# Supplied material

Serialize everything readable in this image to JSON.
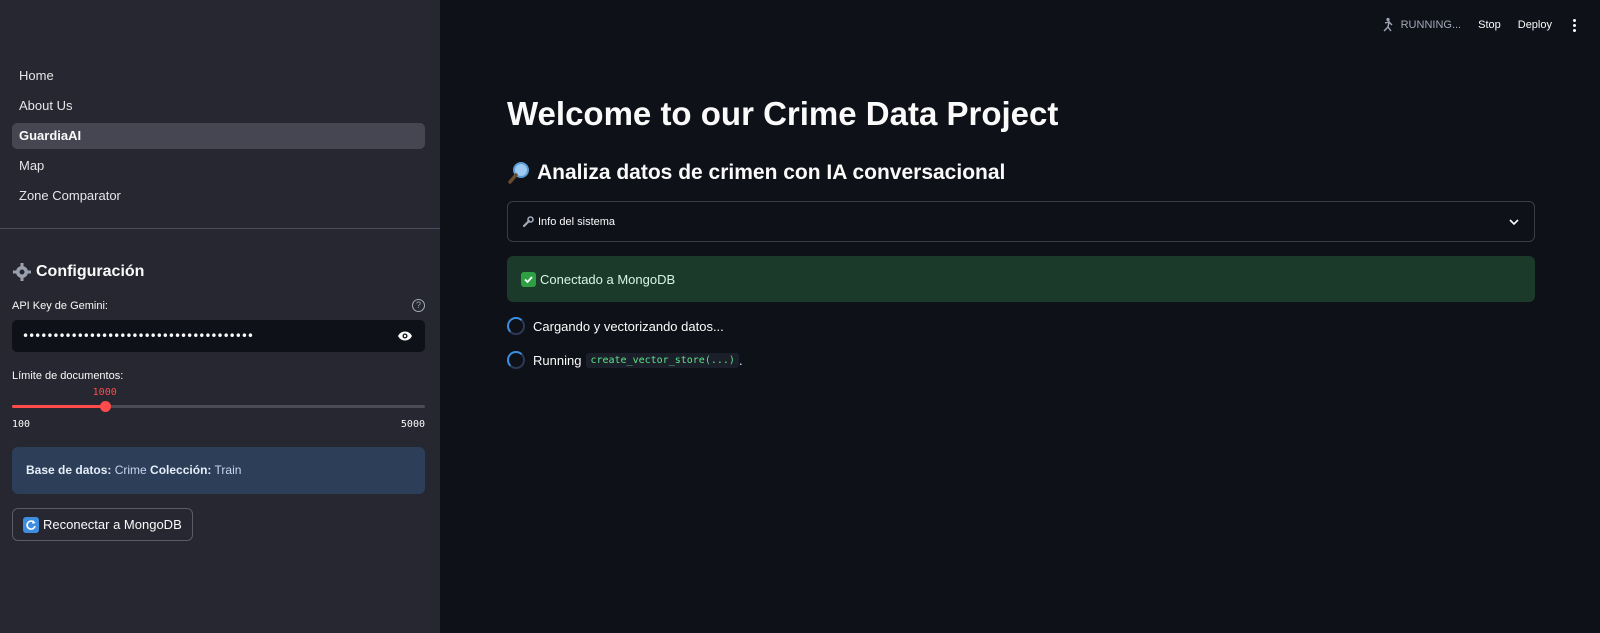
{
  "sidebar": {
    "nav": [
      {
        "label": "Home"
      },
      {
        "label": "About Us"
      },
      {
        "label": "GuardiaAI",
        "active": true
      },
      {
        "label": "Map"
      },
      {
        "label": "Zone Comparator"
      }
    ],
    "config_title": "Configuración",
    "api_key_label": "API Key de Gemini:",
    "api_key_value": "••••••••••••••••••••••••••••••••••••••",
    "limit_label": "Límite de documentos:",
    "slider": {
      "value": "1000",
      "min": "100",
      "max": "5000",
      "fraction": 0.2245
    },
    "db_info": {
      "db_label": "Base de datos:",
      "db_value": "Crime",
      "collection_label": "Colección:",
      "collection_value": "Train"
    },
    "reconnect_label": "Reconectar a MongoDB"
  },
  "header": {
    "status": "RUNNING...",
    "stop_label": "Stop",
    "deploy_label": "Deploy"
  },
  "main": {
    "title": "Welcome to our Crime Data Project",
    "subtitle": "Analiza datos de crimen con IA conversacional",
    "expander_label": "Info del sistema",
    "success_text": "Conectado a MongoDB",
    "loading_text": "Cargando y vectorizando datos...",
    "running_prefix": "Running",
    "running_code": "create_vector_store(...)",
    "running_suffix": "."
  },
  "colors": {
    "accent": "#ff4b4b",
    "background": "#0e1117",
    "sidebar": "#262730",
    "success": "#1b3a2a",
    "info": "#2c3e58"
  }
}
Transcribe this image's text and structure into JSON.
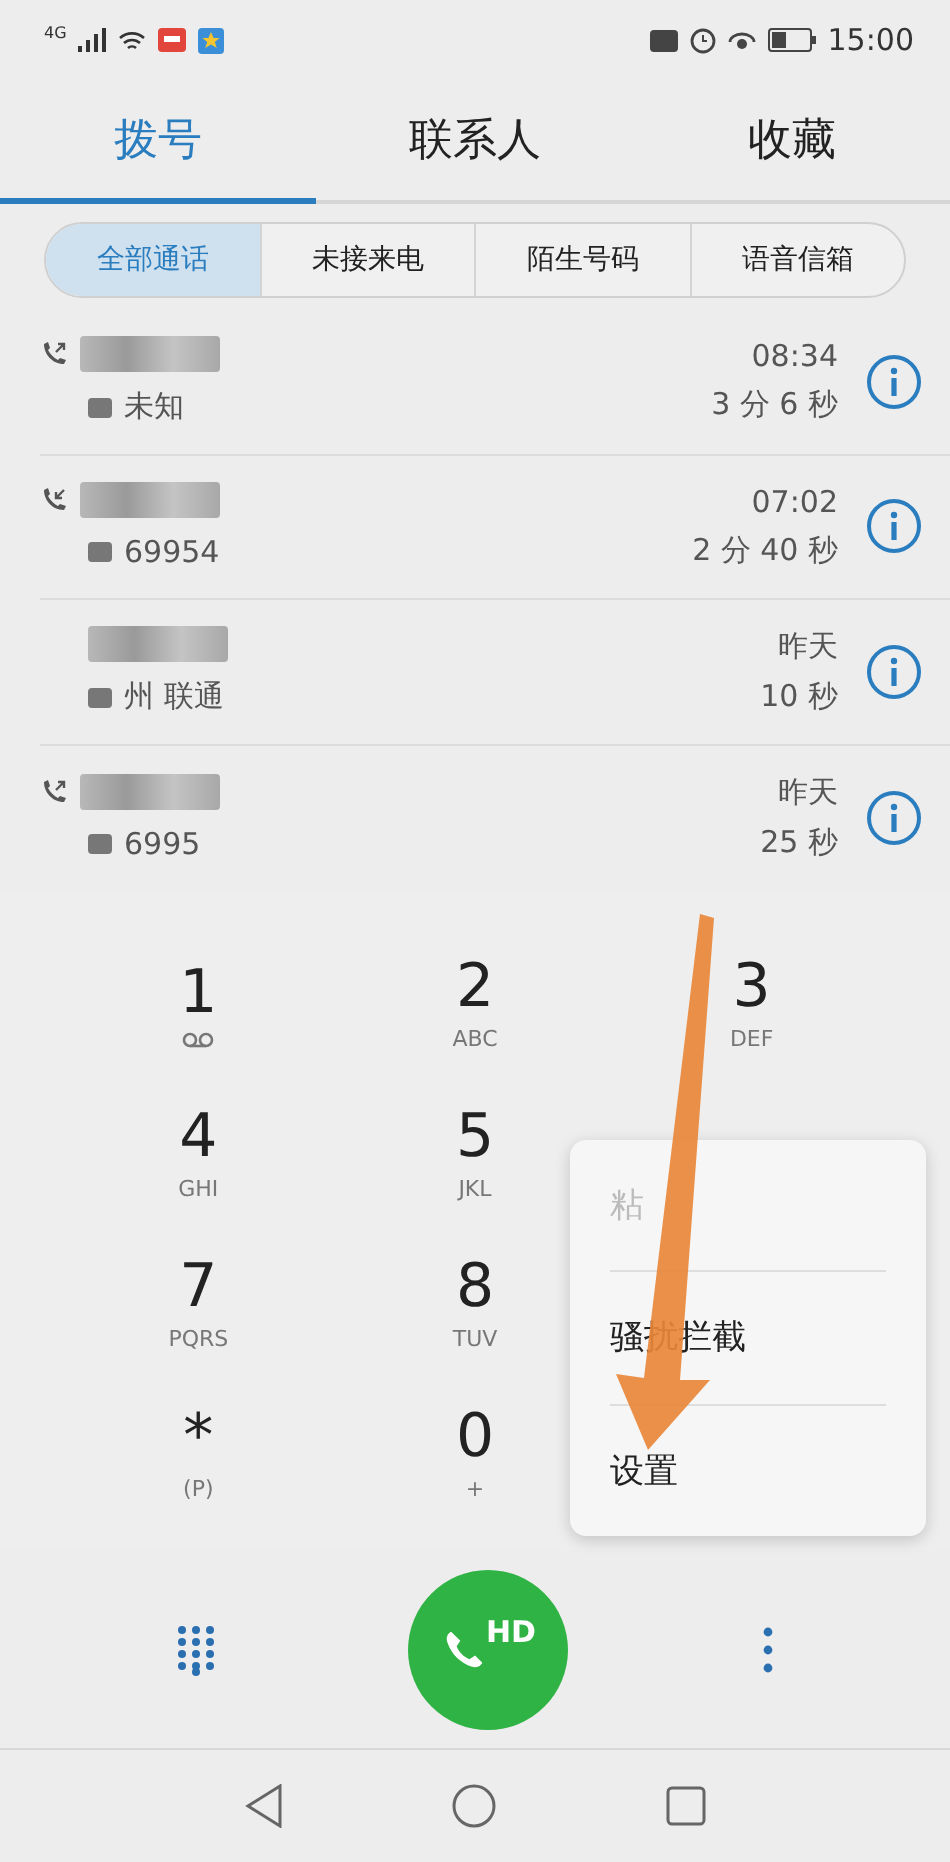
{
  "status_bar": {
    "network": "4G",
    "time": "15:00"
  },
  "tabs": [
    {
      "label": "拨号",
      "selected": true
    },
    {
      "label": "联系人",
      "selected": false
    },
    {
      "label": "收藏",
      "selected": false
    }
  ],
  "filters": [
    {
      "label": "全部通话",
      "selected": true
    },
    {
      "label": "未接来电",
      "selected": false
    },
    {
      "label": "陌生号码",
      "selected": false
    },
    {
      "label": "语音信箱",
      "selected": false
    }
  ],
  "calls": [
    {
      "kind": "outgoing",
      "detail": "未知",
      "time": "08:34",
      "duration": "3 分 6 秒"
    },
    {
      "kind": "incoming",
      "detail": "69954",
      "time": "07:02",
      "duration": "2 分 40 秒"
    },
    {
      "kind": "obscured",
      "detail": "州 联通",
      "time": "昨天",
      "duration": "10 秒"
    },
    {
      "kind": "outgoing",
      "detail": "6995",
      "time": "昨天",
      "duration": "25 秒"
    }
  ],
  "keypad": [
    [
      {
        "digit": "1",
        "voicemail": true
      },
      {
        "digit": "2",
        "letters": "ABC",
        "voicemail": false
      },
      {
        "digit": "3",
        "letters": "DEF",
        "voicemail": false
      }
    ],
    [
      {
        "digit": "4",
        "letters": "GHI",
        "voicemail": false
      },
      {
        "digit": "5",
        "letters": "JKL",
        "voicemail": false
      }
    ],
    [
      {
        "digit": "7",
        "letters": "PQRS",
        "voicemail": false
      },
      {
        "digit": "8",
        "letters": "TUV",
        "voicemail": false
      }
    ],
    [
      {
        "digit": "*",
        "letters": "(P)",
        "voicemail": false
      },
      {
        "digit": "0",
        "letters": "+",
        "voicemail": false
      }
    ]
  ],
  "call_button": {
    "label": "HD"
  },
  "menu": [
    {
      "label": "粘",
      "disabled": true
    },
    {
      "label": "骚扰拦截",
      "disabled": false
    },
    {
      "label": "设置",
      "disabled": false
    }
  ]
}
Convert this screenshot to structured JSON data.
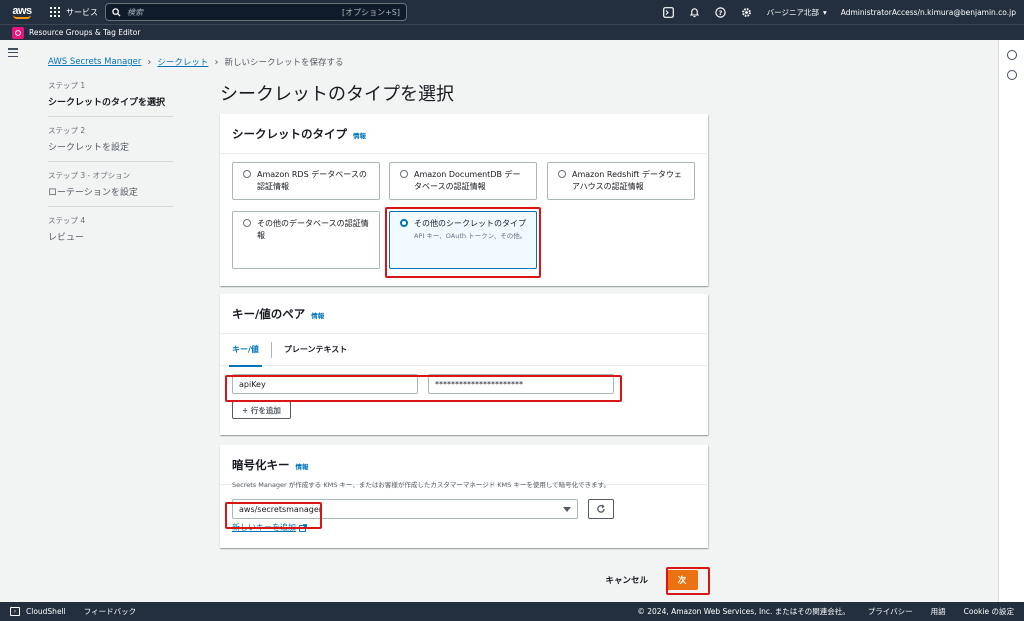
{
  "topnav": {
    "logo": "aws",
    "services": "サービス",
    "search_placeholder": "検索",
    "search_shortcut": "[オプション+S]",
    "region": "バージニア北部",
    "account": "AdministratorAccess/n.kimura@benjamin.co.jp",
    "icons": [
      "terminal-icon",
      "bell-icon",
      "help-icon",
      "gear-icon"
    ]
  },
  "subbar": {
    "label": "Resource Groups & Tag Editor"
  },
  "breadcrumb": {
    "items": [
      "AWS Secrets Manager",
      "シークレット"
    ],
    "current": "新しいシークレットを保存する"
  },
  "steps": [
    {
      "num": "ステップ 1",
      "name": "シークレットのタイプを選択"
    },
    {
      "num": "ステップ 2",
      "name": "シークレットを設定"
    },
    {
      "num": "ステップ 3 - オプション",
      "name": "ローテーションを設定"
    },
    {
      "num": "ステップ 4",
      "name": "レビュー"
    }
  ],
  "page_title": "シークレットのタイプを選択",
  "secret_type": {
    "heading": "シークレットのタイプ",
    "info": "情報",
    "options": [
      {
        "label": "Amazon RDS データベースの認証情報",
        "desc": ""
      },
      {
        "label": "Amazon DocumentDB データベースの認証情報",
        "desc": ""
      },
      {
        "label": "Amazon Redshift データウェアハウスの認証情報",
        "desc": ""
      },
      {
        "label": "その他のデータベースの認証情報",
        "desc": ""
      },
      {
        "label": "その他のシークレットのタイプ",
        "desc": "API キー、OAuth トークン、その他。"
      }
    ],
    "selected_index": 4
  },
  "kv": {
    "heading": "キー/値のペア",
    "info": "情報",
    "tabs": [
      "キー/値",
      "プレーンテキスト"
    ],
    "key_value": "apiKey",
    "secret_value": "**********************",
    "add_row": "+ 行を追加"
  },
  "encryption": {
    "heading": "暗号化キー",
    "info": "情報",
    "description": "Secrets Manager が作成する KMS キー、またはお客様が作成したカスタマーマネージド KMS キーを使用して暗号化できます。",
    "selected": "aws/secretsmanager",
    "add_key_link": "新しいキーを追加"
  },
  "actions": {
    "cancel": "キャンセル",
    "next": "次"
  },
  "footer": {
    "cloudshell": "CloudShell",
    "feedback": "フィードバック",
    "copyright": "© 2024, Amazon Web Services, Inc. またはその関連会社。",
    "privacy": "プライバシー",
    "terms": "用語",
    "cookie": "Cookie の設定"
  },
  "colors": {
    "nav_bg": "#232f3e",
    "accent_orange": "#ec7211",
    "link_blue": "#0073bb",
    "highlight_red": "#d91515"
  }
}
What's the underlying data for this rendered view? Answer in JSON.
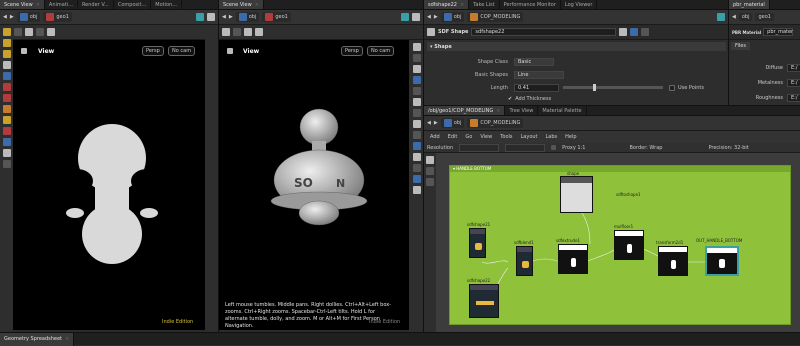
{
  "left_pane": {
    "tabs": [
      {
        "label": "Scene View",
        "active": true
      },
      {
        "label": "Animati..."
      },
      {
        "label": "Render V..."
      },
      {
        "label": "Composit..."
      },
      {
        "label": "Motion..."
      }
    ],
    "path": [
      "obj",
      "geo1"
    ],
    "view_label": "View",
    "persp_btn": "Persp",
    "cam_btn": "No cam",
    "edition": "Indie Edition"
  },
  "mid_pane": {
    "tabs": [
      {
        "label": "Scene View",
        "active": true
      }
    ],
    "path": [
      "obj",
      "geo1"
    ],
    "view_label": "View",
    "persp_btn": "Persp",
    "cam_btn": "No cam",
    "help_text": "Left mouse tumbles. Middle pans. Right dollies. Ctrl+Alt+Left box-zooms. Ctrl+Right zooms. Spacebar-Ctrl-Left tilts. Hold L for alternate tumble, dolly, and zoom.  M or Alt+M for First Person Navigation.",
    "edition": "Indie Edition"
  },
  "param_pane": {
    "tabs": [
      {
        "label": "sdfshape22",
        "active": true
      },
      {
        "label": "Take List"
      },
      {
        "label": "Performance Monitor"
      },
      {
        "label": "Log Viewer"
      }
    ],
    "path": [
      "obj",
      "COP_MODELING"
    ],
    "node_type": "SDF Shape",
    "node_name": "sdfshape22",
    "section": "Shape",
    "rows": [
      {
        "label": "Shape Class",
        "value": "Basic"
      },
      {
        "label": "Basic Shapes",
        "value": "Line"
      },
      {
        "label": "Length",
        "value": "0.41"
      }
    ],
    "use_points": "Use Points",
    "add_thickness": "Add Thickness"
  },
  "material_pane": {
    "tab": "pbr_material",
    "path": [
      "obj",
      "geo1"
    ],
    "type": "PBR Material",
    "name": "pbr_mater",
    "files_tab": "Files",
    "rows": [
      {
        "label": "Diffuse",
        "value": "E:/"
      },
      {
        "label": "Metalness",
        "value": "E:/"
      },
      {
        "label": "Roughness",
        "value": "E:/"
      }
    ]
  },
  "network_pane": {
    "tabs": [
      {
        "label": "/obj/geo1/COP_MODELING",
        "active": true
      },
      {
        "label": "Tree View"
      },
      {
        "label": "Material Palette"
      }
    ],
    "path": [
      "obj",
      "COP_MODELING"
    ],
    "menu": [
      "Add",
      "Edit",
      "Go",
      "View",
      "Tools",
      "Layout",
      "Labs",
      "Help"
    ],
    "resolution_label": "Resolution",
    "proxy": "Proxy 1:1",
    "border": "Border: Wrap",
    "precision": "Precision: 32-bit",
    "box_label": "HANDLE BOTTOM",
    "nodes": [
      {
        "label": "shape"
      },
      {
        "label": "sdfshape21"
      },
      {
        "label": "sdfblend1"
      },
      {
        "label": "sdfextrude1"
      },
      {
        "label": "mulfloor1"
      },
      {
        "label": "sdftoshape1"
      },
      {
        "label": "transform2d1"
      },
      {
        "label": "OUT_HANDLE_BOTTOM"
      },
      {
        "label": "sdfshape22"
      }
    ]
  },
  "bottom_tab": "Geometry Spreadsheet"
}
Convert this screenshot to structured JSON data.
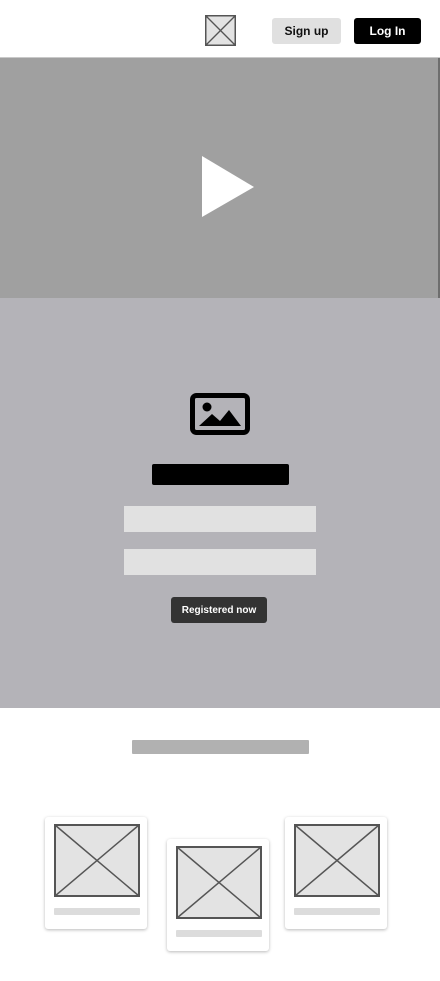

# Exercise aim
Check every line in the material above for the string "シークレットのタイプを選択", then give only the number of lines that have it.

# Output
2